Stated goal: Select from the records below every line that has the word "University" in it.
---------- Data for this exercise ----------
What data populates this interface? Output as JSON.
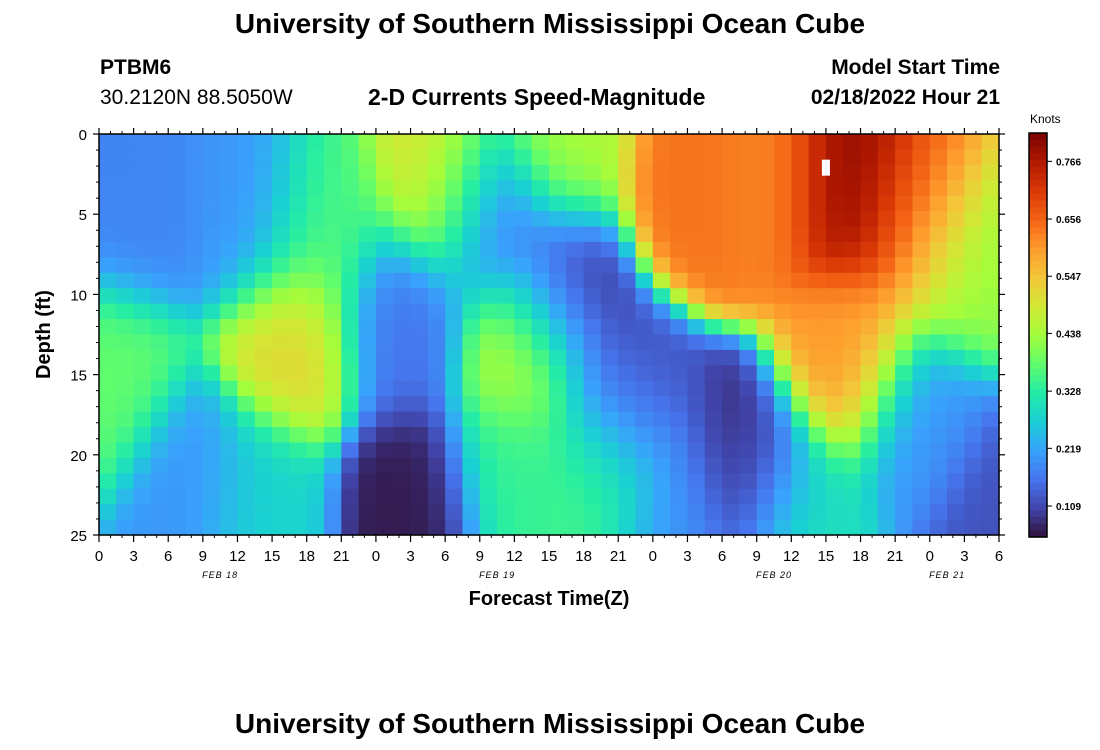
{
  "title": "University of Southern Mississippi Ocean Cube",
  "station": "PTBM6",
  "coords": "30.2120N  88.5050W",
  "subtitle": "2-D Currents Speed-Magnitude",
  "model_start_label": "Model Start Time",
  "model_start_value": "02/18/2022 Hour 21",
  "footer_title": "University of Southern Mississippi Ocean Cube",
  "chart_data": {
    "type": "heatmap",
    "xlabel": "Forecast Time(Z)",
    "ylabel": "Depth (ft)",
    "x_ticks": [
      "0",
      "3",
      "6",
      "9",
      "12",
      "15",
      "18",
      "21",
      "0",
      "3",
      "6",
      "9",
      "12",
      "15",
      "18",
      "21",
      "0",
      "3",
      "6",
      "9",
      "12",
      "15",
      "18",
      "21",
      "0",
      "3",
      "6"
    ],
    "date_labels": [
      {
        "label": "FEB 18",
        "at_tick": 3.5
      },
      {
        "label": "FEB 19",
        "at_tick": 11.5
      },
      {
        "label": "FEB 20",
        "at_tick": 19.5
      },
      {
        "label": "FEB 21",
        "at_tick": 24.5
      }
    ],
    "xlim": [
      0,
      78
    ],
    "ylim": [
      0,
      25
    ],
    "y_ticks": [
      0,
      5,
      10,
      15,
      20,
      25
    ],
    "y_inverted": true,
    "colorbar": {
      "label": "Knots",
      "ticks": [
        "0.766",
        "0.656",
        "0.547",
        "0.438",
        "0.328",
        "0.219",
        "0.109"
      ],
      "range": [
        0.05,
        0.82
      ],
      "colors": [
        "#30123b",
        "#4145ab",
        "#4675ed",
        "#39a2fc",
        "#1bcfd4",
        "#24eca6",
        "#61fc6c",
        "#a4fc3b",
        "#d1e834",
        "#f3c63a",
        "#fe9b2d",
        "#f36315",
        "#d93806",
        "#b11901",
        "#7a0402"
      ]
    },
    "grid_x_cells": 52,
    "grid_y_cells": 26,
    "field_centers": [
      {
        "t": 3,
        "d": 5,
        "value": 0.18
      },
      {
        "t": 13,
        "d": 5,
        "value": 0.2
      },
      {
        "t": 8,
        "d": 22,
        "value": 0.2
      },
      {
        "t": 1,
        "d": 15,
        "value": 0.38
      },
      {
        "t": 17,
        "d": 13,
        "value": 0.52
      },
      {
        "t": 19,
        "d": 6,
        "value": 0.36
      },
      {
        "t": 27,
        "d": 23,
        "value": 0.06
      },
      {
        "t": 26,
        "d": 12,
        "value": 0.16
      },
      {
        "t": 30,
        "d": 3,
        "value": 0.5
      },
      {
        "t": 34,
        "d": 5,
        "value": 0.15
      },
      {
        "t": 40,
        "d": 10,
        "value": 0.08
      },
      {
        "t": 37,
        "d": 13,
        "value": 0.48
      },
      {
        "t": 36,
        "d": 21,
        "value": 0.34
      },
      {
        "t": 40,
        "d": 0.5,
        "value": 0.44
      },
      {
        "t": 46,
        "d": 17,
        "value": 0.12
      },
      {
        "t": 44,
        "d": 21,
        "value": 0.36
      },
      {
        "t": 52,
        "d": 3,
        "value": 0.64
      },
      {
        "t": 58,
        "d": 3,
        "value": 0.62
      },
      {
        "t": 56,
        "d": 21,
        "value": 0.08
      },
      {
        "t": 65,
        "d": 3,
        "value": 0.8
      },
      {
        "t": 65,
        "d": 14,
        "value": 0.6
      },
      {
        "t": 71,
        "d": 5,
        "value": 0.66
      },
      {
        "t": 75,
        "d": 8,
        "value": 0.42
      },
      {
        "t": 71,
        "d": 18,
        "value": 0.2
      },
      {
        "t": 78,
        "d": 24,
        "value": 0.12
      },
      {
        "t": 61,
        "d": 24,
        "value": 0.3
      },
      {
        "t": 50,
        "d": 24,
        "value": 0.2
      },
      {
        "t": 14,
        "d": 23,
        "value": 0.28
      }
    ]
  }
}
----------
Result for this exercise:
  "title": "University of Southern Mississippi Ocean Cube",
  "footer_title": "University of Southern Mississippi Ocean Cube",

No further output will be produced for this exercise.